>> Start Records for processing

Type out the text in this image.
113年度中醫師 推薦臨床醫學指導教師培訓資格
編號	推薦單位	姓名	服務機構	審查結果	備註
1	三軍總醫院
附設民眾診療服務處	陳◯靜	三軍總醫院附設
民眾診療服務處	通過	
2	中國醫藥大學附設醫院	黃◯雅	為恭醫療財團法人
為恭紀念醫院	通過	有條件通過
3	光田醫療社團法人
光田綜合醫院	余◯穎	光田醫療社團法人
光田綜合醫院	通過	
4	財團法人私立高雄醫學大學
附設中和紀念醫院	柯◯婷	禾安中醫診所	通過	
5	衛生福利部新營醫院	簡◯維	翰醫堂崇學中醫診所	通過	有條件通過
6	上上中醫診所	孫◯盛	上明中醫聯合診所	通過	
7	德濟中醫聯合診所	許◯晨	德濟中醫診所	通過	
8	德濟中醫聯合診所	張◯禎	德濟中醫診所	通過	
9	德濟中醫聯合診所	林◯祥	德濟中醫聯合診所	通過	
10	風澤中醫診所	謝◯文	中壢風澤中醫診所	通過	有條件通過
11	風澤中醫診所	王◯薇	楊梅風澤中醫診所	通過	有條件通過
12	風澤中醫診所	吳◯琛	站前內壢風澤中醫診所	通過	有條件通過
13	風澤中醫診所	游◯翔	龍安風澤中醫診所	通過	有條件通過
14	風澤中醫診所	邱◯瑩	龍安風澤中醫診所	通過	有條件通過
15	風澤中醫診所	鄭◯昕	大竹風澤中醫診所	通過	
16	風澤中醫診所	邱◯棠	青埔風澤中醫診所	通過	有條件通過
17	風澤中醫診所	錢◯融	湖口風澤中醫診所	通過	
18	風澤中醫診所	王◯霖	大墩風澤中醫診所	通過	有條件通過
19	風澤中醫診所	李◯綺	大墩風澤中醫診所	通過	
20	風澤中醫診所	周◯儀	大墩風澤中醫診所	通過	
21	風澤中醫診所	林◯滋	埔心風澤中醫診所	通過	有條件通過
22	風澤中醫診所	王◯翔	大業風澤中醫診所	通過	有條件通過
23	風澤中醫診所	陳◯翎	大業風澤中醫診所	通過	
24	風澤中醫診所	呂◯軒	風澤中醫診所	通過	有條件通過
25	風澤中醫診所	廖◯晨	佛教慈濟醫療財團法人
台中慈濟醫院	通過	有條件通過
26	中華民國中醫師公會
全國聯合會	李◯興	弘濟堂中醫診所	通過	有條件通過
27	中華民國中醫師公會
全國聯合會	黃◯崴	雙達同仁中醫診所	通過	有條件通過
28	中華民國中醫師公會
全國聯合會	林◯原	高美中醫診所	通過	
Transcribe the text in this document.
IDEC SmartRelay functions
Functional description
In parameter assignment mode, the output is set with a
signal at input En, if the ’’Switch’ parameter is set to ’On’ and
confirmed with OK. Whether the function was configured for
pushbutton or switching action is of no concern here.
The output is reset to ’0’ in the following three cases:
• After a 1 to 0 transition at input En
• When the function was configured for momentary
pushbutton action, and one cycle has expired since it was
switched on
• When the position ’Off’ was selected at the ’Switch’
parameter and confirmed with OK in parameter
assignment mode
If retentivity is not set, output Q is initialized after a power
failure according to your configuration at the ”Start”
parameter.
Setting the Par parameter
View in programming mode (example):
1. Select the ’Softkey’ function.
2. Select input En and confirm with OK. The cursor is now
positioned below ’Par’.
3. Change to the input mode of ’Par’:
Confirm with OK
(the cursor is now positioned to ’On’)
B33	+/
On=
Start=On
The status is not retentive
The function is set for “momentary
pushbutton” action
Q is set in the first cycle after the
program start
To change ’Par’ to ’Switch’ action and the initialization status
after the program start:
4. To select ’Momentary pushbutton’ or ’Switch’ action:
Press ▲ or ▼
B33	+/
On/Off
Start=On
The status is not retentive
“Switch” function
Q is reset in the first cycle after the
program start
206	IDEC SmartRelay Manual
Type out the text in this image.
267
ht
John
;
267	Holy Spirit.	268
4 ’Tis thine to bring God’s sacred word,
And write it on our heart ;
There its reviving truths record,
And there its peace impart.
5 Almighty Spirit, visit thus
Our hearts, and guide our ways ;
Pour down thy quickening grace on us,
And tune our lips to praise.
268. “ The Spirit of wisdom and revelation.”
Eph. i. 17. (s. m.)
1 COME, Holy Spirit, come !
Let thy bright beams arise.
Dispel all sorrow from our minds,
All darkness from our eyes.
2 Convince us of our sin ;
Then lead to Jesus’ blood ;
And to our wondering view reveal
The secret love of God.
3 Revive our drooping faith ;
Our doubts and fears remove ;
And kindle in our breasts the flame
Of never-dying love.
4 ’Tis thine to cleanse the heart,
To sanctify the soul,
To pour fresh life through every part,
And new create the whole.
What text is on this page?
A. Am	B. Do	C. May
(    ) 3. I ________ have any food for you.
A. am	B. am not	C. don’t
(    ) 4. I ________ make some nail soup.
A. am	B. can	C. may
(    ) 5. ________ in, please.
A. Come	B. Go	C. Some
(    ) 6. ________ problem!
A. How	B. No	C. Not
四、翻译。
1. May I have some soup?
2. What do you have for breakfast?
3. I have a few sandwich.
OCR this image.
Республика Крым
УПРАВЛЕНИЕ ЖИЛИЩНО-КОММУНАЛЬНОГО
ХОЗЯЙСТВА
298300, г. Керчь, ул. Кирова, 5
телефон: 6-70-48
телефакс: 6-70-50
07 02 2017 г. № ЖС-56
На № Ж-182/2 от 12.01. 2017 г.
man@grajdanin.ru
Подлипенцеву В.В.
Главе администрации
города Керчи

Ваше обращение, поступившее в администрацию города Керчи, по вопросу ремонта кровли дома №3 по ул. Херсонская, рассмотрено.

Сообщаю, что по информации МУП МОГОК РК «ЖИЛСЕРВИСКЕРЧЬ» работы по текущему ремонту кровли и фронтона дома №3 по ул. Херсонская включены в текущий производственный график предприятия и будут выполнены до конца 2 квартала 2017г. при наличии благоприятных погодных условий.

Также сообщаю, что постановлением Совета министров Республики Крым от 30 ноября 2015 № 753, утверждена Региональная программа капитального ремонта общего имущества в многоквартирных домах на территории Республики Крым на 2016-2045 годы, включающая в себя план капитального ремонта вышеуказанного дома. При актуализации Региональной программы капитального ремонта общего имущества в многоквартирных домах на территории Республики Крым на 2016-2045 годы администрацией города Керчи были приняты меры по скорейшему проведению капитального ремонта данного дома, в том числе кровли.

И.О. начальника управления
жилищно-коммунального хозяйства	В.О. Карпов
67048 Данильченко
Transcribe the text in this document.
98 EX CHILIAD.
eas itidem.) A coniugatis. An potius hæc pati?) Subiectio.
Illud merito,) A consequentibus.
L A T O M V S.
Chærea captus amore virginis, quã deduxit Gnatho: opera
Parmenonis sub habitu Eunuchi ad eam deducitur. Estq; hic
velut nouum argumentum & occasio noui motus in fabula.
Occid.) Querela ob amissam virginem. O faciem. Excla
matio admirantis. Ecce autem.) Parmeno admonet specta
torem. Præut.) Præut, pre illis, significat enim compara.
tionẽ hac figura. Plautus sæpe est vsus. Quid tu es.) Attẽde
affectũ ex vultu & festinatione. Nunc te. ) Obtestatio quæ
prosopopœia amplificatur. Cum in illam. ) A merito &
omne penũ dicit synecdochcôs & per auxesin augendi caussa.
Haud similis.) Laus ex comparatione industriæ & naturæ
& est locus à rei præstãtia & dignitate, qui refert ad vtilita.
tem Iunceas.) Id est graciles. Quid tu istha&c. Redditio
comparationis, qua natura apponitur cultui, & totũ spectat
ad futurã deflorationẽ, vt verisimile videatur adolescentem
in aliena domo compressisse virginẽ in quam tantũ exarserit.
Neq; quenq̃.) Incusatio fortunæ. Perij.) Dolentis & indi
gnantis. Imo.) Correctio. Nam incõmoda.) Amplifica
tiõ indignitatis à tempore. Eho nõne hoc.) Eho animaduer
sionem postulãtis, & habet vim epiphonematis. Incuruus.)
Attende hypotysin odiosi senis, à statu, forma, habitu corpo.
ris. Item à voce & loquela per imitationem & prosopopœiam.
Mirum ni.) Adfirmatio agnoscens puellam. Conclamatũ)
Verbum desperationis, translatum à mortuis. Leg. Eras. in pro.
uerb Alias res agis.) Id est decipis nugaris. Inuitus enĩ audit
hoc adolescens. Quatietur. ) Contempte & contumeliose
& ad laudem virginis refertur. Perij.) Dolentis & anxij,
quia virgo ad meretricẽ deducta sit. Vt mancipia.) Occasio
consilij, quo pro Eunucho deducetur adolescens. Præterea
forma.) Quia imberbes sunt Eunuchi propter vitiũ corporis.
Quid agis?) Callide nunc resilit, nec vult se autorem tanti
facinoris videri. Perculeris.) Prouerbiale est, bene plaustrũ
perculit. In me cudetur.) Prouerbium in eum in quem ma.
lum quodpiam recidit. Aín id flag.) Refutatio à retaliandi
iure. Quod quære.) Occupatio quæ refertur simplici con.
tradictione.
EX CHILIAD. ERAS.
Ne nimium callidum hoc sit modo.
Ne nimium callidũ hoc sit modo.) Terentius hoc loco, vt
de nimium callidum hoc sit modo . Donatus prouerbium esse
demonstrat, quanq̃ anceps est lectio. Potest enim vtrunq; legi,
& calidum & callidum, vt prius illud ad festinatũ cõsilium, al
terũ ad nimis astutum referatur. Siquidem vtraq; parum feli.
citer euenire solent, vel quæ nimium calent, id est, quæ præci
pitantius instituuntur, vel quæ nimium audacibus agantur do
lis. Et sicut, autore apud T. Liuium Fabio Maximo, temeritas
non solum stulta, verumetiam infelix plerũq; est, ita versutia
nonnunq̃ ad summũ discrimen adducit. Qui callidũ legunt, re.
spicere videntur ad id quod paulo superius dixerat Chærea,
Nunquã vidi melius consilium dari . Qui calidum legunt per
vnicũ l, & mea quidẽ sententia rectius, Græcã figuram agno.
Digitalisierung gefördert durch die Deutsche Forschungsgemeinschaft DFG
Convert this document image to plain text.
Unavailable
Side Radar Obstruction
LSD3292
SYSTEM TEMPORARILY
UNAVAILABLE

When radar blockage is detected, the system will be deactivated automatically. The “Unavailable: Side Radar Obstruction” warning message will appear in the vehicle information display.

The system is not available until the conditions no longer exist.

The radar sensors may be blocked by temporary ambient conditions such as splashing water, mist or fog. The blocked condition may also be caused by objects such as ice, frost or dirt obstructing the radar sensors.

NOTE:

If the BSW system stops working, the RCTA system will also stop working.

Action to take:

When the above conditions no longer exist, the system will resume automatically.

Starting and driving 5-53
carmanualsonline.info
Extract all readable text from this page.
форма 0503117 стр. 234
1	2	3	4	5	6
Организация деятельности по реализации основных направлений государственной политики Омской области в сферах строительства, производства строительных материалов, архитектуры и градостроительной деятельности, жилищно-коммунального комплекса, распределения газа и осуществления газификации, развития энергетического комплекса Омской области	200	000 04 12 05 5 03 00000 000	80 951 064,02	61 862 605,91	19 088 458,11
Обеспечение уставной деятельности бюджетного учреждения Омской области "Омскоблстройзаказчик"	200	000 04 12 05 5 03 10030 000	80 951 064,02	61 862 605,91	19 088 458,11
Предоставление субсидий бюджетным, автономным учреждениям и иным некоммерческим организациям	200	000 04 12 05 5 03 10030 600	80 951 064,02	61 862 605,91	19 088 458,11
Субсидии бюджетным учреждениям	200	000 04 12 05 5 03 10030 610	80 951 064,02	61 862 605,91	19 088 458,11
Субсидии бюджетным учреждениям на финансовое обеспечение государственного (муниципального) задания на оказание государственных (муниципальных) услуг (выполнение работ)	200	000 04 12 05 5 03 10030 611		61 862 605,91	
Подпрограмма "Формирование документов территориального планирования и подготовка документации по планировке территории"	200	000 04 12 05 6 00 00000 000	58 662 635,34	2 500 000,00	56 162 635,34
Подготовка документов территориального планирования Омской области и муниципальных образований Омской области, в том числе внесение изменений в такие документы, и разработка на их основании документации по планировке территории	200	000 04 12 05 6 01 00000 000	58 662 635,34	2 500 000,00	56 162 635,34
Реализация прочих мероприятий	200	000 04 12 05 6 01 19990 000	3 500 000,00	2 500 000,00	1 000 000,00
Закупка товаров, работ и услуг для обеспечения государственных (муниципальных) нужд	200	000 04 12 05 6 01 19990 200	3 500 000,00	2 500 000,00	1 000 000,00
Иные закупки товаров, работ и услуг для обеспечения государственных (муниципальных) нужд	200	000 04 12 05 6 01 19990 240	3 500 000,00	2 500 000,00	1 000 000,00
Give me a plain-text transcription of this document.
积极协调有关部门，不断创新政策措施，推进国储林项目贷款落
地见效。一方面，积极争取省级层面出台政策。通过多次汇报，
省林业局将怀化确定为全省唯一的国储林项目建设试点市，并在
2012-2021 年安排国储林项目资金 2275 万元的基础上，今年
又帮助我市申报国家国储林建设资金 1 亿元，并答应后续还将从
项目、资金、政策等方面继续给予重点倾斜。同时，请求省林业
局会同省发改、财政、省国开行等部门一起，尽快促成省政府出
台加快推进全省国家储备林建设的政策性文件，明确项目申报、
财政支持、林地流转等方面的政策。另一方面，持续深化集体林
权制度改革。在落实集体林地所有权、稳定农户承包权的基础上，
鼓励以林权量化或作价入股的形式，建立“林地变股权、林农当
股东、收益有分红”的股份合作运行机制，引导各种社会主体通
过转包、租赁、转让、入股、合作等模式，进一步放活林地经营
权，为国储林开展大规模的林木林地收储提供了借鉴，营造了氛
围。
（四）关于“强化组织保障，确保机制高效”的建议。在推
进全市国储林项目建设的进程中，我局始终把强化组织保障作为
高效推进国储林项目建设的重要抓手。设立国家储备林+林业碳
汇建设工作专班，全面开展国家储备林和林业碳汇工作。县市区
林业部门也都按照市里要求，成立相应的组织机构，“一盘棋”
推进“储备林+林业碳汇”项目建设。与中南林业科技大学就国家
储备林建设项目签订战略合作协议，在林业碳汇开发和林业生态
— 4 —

>> End Records for processing

- To be done
Some lines of the records may hold the word "бюджетным". How many do? Answer with a number and nothing else.

- Result of this exercise
3